# Life Insurance



## bogglesuk (Sep 21, 2011)

Guys 

Apologies if this has been asked before - does anyone know of any good websites or places to get expat life insurance?

I am moving over to Dubai from UK shortly and am keeping the house on in the UK so want to make sure I have cover for the mortgage or if someone decapitates me on SZ Road and my current policy will obviously not be valid once i am not UK resident.

Have been on a couple of UK based websites but not sure if there are any places in Dubai that would offer something similar or if anyone can recommend someone they used?

Cheers.


----------



## Laowei (Nov 29, 2009)

Plenty of places for life insurance, have mine with friends provident out here. if need help going through the process suggest you drop Elphaba a pm she helped me sort mine out and a number of other things. Its worth getting some help as i had a nightmare with the 1st provider i tried regarding an old injury. Highly recommend her.


----------



## marcelk (Dec 25, 2011)

> my current policy will obviously not be valid once i am not UK resident


I'd double check on that. Most life insurers require that you keep your nationality (check... you cannot become an Emirati anyways), keep a address in the originating country (I use my father's address) and a bank account in the originating country. As the benificary for life insurances on mortgages is the mortgage bank, they haven't left the country. It worked for my insurances on my old home back in NL (which I also still own).

Marcel


----------



## bogglesuk (Sep 21, 2011)

Thanks for the responses guys.

Marcel - i'll check your suggestion, but I think my whole risk profile will change if I am living in a new country so at the very least I imagine an insurer would want to raise my premium significantly but you never know.

Cheers again.


----------



## Iain McIntyre (Jan 25, 2012)

Check with your existing insurer in the UK that they will cover you while living in the UAE(mine did and confirmed it in writing) as UK premiums are much cheaper than here.



bogglesuk said:


> Thanks for the responses guys.
> 
> Marcel - i'll check your suggestion, but I think my whole risk profile will change if I am living in a new country so at the very least I imagine an insurer would want to raise my premium significantly but you never know.
> 
> Cheers again.


----------



## bogglesuk (Sep 21, 2011)

Iain McIntyre said:


> Check with your existing insurer in the UK that they will cover you while living in the UAE(mine did and confirmed it in writing) as UK premiums are much cheaper than here.


Iain, do you mind me asking who you use in the UK?

Thanks.

....

== STATED GOAL 1 ==
In the forum thread, which provider does Laowei have life insurance with?
== STATED GOAL 2 ==
Retype the forum thread starting with "# Life Insurance" and going on through "not UK resident.".
The rows after this are separate material, unrelated to the forum thread.

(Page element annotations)
....

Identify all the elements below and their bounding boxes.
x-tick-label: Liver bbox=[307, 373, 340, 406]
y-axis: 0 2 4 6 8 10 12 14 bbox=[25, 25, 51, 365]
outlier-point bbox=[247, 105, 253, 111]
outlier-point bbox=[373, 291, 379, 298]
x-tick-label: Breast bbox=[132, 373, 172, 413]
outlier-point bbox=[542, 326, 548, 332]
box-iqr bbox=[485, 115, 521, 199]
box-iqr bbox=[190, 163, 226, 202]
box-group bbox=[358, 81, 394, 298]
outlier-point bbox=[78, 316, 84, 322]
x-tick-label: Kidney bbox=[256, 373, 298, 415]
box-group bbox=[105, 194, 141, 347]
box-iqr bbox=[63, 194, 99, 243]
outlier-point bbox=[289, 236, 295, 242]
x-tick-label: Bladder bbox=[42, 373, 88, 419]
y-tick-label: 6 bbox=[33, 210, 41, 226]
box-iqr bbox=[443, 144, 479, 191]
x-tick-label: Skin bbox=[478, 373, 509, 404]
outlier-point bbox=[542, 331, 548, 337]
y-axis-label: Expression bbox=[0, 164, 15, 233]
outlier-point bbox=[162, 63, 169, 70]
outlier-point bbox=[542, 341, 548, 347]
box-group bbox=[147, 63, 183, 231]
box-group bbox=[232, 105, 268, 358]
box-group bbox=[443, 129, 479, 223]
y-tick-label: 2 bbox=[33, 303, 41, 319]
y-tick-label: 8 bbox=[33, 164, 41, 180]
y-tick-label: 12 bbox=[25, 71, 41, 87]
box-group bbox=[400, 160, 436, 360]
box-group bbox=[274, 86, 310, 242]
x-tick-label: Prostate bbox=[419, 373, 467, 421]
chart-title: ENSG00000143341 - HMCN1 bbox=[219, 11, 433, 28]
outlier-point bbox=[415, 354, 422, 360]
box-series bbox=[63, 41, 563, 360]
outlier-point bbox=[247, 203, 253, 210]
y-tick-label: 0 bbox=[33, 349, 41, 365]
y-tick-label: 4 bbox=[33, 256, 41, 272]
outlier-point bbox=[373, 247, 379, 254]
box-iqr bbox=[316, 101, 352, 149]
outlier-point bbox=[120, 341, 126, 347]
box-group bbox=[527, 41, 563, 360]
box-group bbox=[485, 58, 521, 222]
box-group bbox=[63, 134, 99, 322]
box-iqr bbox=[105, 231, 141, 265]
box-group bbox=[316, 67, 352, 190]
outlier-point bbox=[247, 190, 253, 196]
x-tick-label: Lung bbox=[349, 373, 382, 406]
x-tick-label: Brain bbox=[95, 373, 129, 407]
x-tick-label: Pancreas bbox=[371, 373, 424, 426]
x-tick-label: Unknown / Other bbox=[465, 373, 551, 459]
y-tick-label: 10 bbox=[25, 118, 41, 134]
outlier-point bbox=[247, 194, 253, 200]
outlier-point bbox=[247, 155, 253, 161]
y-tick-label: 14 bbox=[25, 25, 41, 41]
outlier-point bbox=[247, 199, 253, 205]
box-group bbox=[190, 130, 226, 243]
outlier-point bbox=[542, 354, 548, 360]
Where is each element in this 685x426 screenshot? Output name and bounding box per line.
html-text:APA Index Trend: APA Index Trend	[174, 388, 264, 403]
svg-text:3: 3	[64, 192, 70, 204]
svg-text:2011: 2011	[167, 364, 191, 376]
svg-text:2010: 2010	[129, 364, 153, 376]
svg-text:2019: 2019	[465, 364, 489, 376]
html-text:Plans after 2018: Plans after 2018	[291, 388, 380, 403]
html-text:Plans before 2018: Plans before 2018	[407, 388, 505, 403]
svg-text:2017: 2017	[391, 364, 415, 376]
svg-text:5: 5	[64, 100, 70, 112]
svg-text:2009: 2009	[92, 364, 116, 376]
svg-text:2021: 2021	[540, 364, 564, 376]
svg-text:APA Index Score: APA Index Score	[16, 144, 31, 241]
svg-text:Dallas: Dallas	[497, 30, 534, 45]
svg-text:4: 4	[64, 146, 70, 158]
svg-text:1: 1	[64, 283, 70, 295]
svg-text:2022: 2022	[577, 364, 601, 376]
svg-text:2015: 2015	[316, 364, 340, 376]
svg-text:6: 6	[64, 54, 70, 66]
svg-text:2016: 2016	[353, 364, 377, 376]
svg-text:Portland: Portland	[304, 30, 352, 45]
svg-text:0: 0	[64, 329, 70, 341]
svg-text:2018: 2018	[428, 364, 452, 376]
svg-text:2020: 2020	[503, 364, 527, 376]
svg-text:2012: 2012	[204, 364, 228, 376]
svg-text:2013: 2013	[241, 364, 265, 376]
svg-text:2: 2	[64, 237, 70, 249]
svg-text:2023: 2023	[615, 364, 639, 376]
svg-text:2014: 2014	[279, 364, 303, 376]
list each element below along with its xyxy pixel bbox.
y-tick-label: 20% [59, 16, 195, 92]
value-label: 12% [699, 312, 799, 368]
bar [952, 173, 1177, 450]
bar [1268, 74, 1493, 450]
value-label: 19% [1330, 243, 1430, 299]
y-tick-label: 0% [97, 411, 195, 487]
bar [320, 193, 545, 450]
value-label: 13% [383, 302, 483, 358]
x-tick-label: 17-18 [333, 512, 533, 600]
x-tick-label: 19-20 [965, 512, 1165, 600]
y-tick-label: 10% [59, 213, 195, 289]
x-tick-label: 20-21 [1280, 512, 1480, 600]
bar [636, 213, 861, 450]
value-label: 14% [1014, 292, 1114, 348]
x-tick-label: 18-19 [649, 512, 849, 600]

....

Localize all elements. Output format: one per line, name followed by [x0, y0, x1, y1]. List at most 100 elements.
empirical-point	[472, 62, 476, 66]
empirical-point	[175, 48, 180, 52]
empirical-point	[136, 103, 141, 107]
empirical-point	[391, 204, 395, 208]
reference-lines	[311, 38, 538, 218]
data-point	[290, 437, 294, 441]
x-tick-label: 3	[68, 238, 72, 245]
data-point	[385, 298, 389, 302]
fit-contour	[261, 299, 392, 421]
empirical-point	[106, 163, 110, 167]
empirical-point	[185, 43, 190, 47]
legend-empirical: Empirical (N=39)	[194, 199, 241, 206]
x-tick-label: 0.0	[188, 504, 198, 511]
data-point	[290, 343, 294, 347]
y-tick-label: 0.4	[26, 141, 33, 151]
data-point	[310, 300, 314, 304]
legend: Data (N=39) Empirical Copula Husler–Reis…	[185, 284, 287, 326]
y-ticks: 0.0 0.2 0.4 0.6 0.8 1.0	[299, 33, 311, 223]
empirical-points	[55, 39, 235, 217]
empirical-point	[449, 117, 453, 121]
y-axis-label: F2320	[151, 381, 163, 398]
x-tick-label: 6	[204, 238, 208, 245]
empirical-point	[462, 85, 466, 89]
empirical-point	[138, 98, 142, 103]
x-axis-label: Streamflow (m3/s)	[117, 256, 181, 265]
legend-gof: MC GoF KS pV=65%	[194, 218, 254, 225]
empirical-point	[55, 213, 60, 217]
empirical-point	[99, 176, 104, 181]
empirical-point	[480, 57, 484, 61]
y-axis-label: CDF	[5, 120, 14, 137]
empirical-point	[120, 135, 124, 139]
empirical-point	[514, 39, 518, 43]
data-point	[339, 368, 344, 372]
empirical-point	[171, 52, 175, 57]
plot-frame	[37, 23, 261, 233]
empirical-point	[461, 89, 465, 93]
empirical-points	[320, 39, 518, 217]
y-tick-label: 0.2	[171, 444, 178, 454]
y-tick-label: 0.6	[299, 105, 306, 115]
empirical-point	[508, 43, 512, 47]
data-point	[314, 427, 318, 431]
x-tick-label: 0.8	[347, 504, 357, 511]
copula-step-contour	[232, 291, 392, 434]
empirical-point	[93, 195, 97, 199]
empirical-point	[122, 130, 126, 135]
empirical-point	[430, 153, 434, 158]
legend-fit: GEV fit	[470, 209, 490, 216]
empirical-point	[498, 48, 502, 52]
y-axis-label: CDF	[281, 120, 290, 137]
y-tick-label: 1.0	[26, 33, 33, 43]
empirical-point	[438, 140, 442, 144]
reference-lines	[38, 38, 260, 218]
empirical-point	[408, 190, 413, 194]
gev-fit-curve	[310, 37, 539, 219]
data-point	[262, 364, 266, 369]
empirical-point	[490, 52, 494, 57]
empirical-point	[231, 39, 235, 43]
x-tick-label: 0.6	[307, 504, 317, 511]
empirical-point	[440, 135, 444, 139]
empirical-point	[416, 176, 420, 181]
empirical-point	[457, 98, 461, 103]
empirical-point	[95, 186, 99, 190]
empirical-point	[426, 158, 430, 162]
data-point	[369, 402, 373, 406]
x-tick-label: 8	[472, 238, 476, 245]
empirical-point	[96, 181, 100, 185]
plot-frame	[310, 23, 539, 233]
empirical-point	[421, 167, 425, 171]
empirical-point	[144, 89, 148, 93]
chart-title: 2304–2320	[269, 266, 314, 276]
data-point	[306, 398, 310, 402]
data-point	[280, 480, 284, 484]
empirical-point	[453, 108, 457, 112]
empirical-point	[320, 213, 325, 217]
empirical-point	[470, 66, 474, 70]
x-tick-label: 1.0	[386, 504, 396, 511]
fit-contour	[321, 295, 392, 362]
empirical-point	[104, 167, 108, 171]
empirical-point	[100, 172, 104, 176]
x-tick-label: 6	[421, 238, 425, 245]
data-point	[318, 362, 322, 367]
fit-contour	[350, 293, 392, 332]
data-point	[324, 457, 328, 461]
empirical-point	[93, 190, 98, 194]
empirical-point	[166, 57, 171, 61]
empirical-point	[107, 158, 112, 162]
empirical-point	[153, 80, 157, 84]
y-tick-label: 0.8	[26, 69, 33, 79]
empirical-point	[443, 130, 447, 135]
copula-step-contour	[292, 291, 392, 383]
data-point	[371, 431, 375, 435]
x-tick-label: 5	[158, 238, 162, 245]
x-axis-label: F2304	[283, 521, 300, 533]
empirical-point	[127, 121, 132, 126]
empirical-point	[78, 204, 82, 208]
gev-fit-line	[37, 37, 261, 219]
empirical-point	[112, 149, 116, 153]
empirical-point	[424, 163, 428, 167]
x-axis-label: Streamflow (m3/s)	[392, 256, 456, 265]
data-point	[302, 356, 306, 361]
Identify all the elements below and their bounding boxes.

....

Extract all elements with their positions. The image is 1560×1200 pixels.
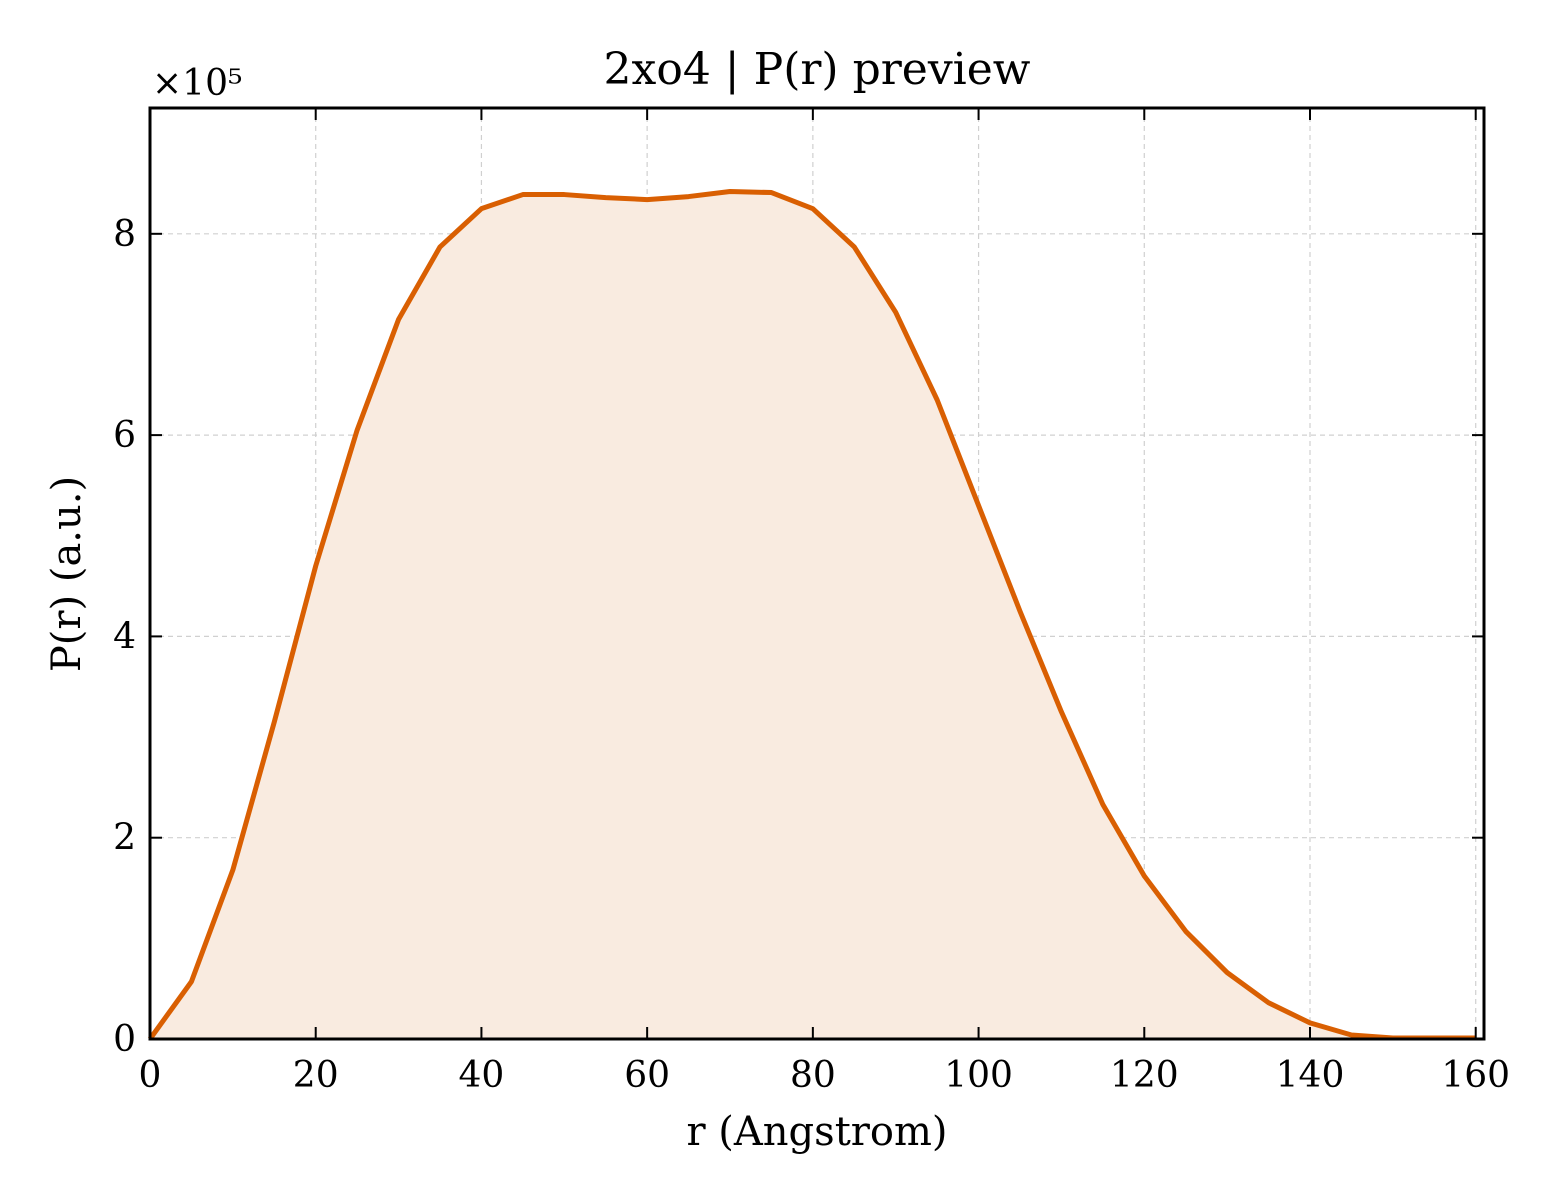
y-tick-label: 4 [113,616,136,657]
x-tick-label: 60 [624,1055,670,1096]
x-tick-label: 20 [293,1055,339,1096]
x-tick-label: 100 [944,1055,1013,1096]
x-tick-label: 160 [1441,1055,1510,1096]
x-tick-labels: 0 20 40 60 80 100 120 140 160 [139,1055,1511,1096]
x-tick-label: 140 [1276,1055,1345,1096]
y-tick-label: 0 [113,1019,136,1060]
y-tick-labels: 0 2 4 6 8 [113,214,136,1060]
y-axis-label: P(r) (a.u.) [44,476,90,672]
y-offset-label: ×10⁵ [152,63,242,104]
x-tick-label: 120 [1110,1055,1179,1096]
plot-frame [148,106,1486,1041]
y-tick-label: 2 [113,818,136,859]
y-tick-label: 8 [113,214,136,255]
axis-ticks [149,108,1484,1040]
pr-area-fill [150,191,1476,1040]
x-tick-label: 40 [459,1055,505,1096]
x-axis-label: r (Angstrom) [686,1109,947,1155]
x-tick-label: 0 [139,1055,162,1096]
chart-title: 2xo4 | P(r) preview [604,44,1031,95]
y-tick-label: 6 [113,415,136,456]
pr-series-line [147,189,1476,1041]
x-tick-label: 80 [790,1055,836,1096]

....

== RESULT 1 ==
Friends provident.

== RESULT 2 ==
# Life Insurance



## bogglesuk (Sep 21, 2011)

Guys 

Apologies if this has been asked before - does anyone know of any good websites or places to get expat life insurance?

I am moving over to Dubai from UK shortly and am keeping the house on in the UK so want to make sure I have cover for the mortgage or if someone decapitates me on SZ Road and my current policy will obviously not be valid once i am not UK resident.